Problem requirements:
Reproduce the records below in full and exactly, without their images.

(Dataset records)
------------------------------------

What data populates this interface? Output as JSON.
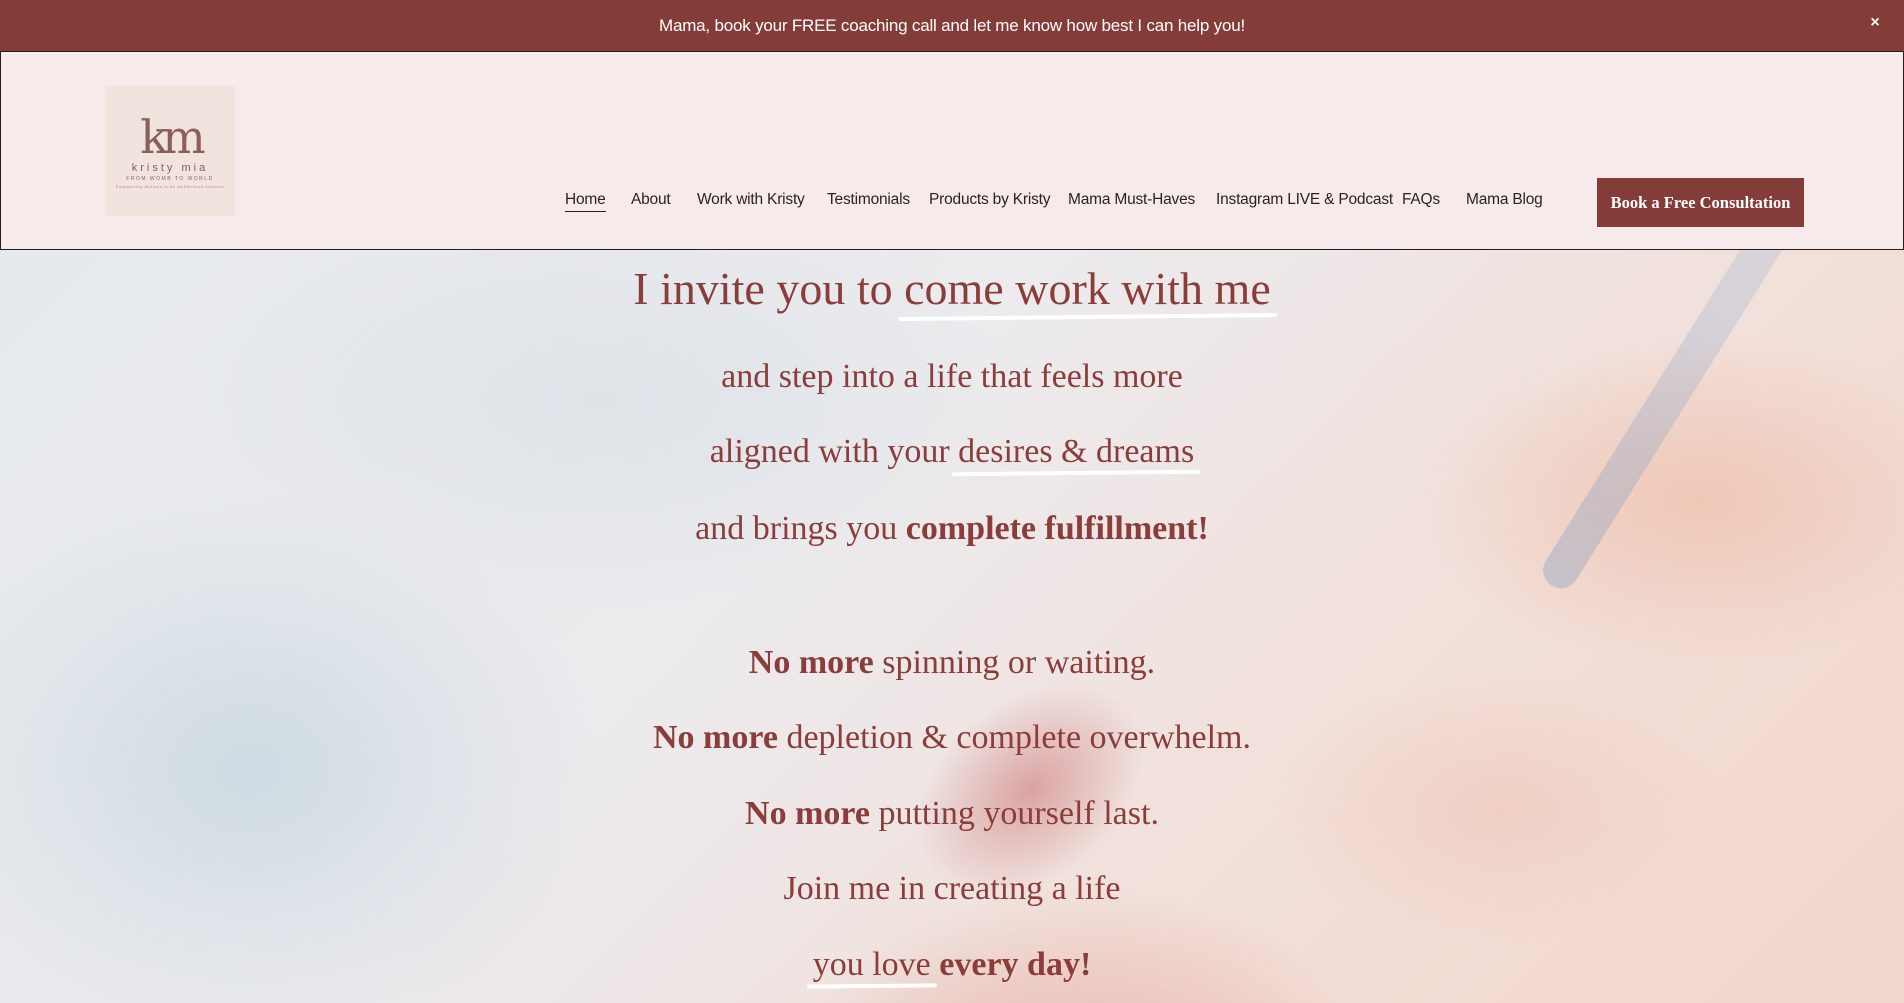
{
  "announcement": {
    "text": "Mama, book your FREE coaching call and let me know how best I can help you!",
    "close_label": "×"
  },
  "logo": {
    "mark": "km",
    "name": "kristy mia",
    "tagline": "FROM WOMB TO WORLD",
    "subtagline": "Empowering Mothers in All Motherhood Seasons"
  },
  "nav": {
    "items": [
      {
        "label": "Home"
      },
      {
        "label": "About"
      },
      {
        "label": "Work with Kristy"
      },
      {
        "label": "Testimonials"
      },
      {
        "label": "Products by Kristy"
      },
      {
        "label": "Mama Must-Haves"
      },
      {
        "label": "Instagram LIVE & Podcast"
      },
      {
        "label": "FAQs"
      },
      {
        "label": "Mama Blog"
      }
    ],
    "cta": "Book a Free Consultation"
  },
  "hero": {
    "line1_a": "I invite you to ",
    "line1_b": "come work with me",
    "line2": "and step into a life that feels more",
    "line3_a": "aligned with your ",
    "line3_b": "desires & dreams",
    "line4_a": "and brings you ",
    "line4_b": "complete fulfillment!",
    "line5_a": "No more",
    "line5_b": " spinning or waiting.",
    "line6_a": "No more",
    "line6_b": " depletion & complete overwhelm.",
    "line7_a": "No more",
    "line7_b": " putting yourself last.",
    "line8": "Join me in creating a life",
    "line9_a": "you love",
    "line9_b": " every day!"
  },
  "colors": {
    "brand": "#843c38",
    "text_accent": "#8a3d3a",
    "header_bg": "#f6eaea"
  }
}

------------------------------------

Finished answer:
What data populates this interface? Output as JSON.
{
  "announcement": {
    "text": "Mama, book your FREE coaching call and let me know how best I can help you!",
    "close_label": "×"
  },
  "logo": {
    "mark": "km",
    "name": "kristy mia",
    "tagline": "FROM WOMB TO WORLD",
    "subtagline": "Empowering Mothers in All Motherhood Seasons"
  },
  "nav": {
    "items": [
      {
        "label": "Home"
      },
      {
        "label": "About"
      },
      {
        "label": "Work with Kristy"
      },
      {
        "label": "Testimonials"
      },
      {
        "label": "Products by Kristy"
      },
      {
        "label": "Mama Must-Haves"
      },
      {
        "label": "Instagram LIVE & Podcast"
      },
      {
        "label": "FAQs"
      },
      {
        "label": "Mama Blog"
      }
    ],
    "cta": "Book a Free Consultation"
  },
  "hero": {
    "line1_a": "I invite you to ",
    "line1_b": "come work with me",
    "line2": "and step into a life that feels more",
    "line3_a": "aligned with your ",
    "line3_b": "desires & dreams",
    "line4_a": "and brings you ",
    "line4_b": "complete fulfillment!",
    "line5_a": "No more",
    "line5_b": " spinning or waiting.",
    "line6_a": "No more",
    "line6_b": " depletion & complete overwhelm.",
    "line7_a": "No more",
    "line7_b": " putting yourself last.",
    "line8": "Join me in creating a life",
    "line9_a": "you love",
    "line9_b": " every day!"
  },
  "colors": {
    "brand": "#843c38",
    "text_accent": "#8a3d3a",
    "header_bg": "#f6eaea"
  }
}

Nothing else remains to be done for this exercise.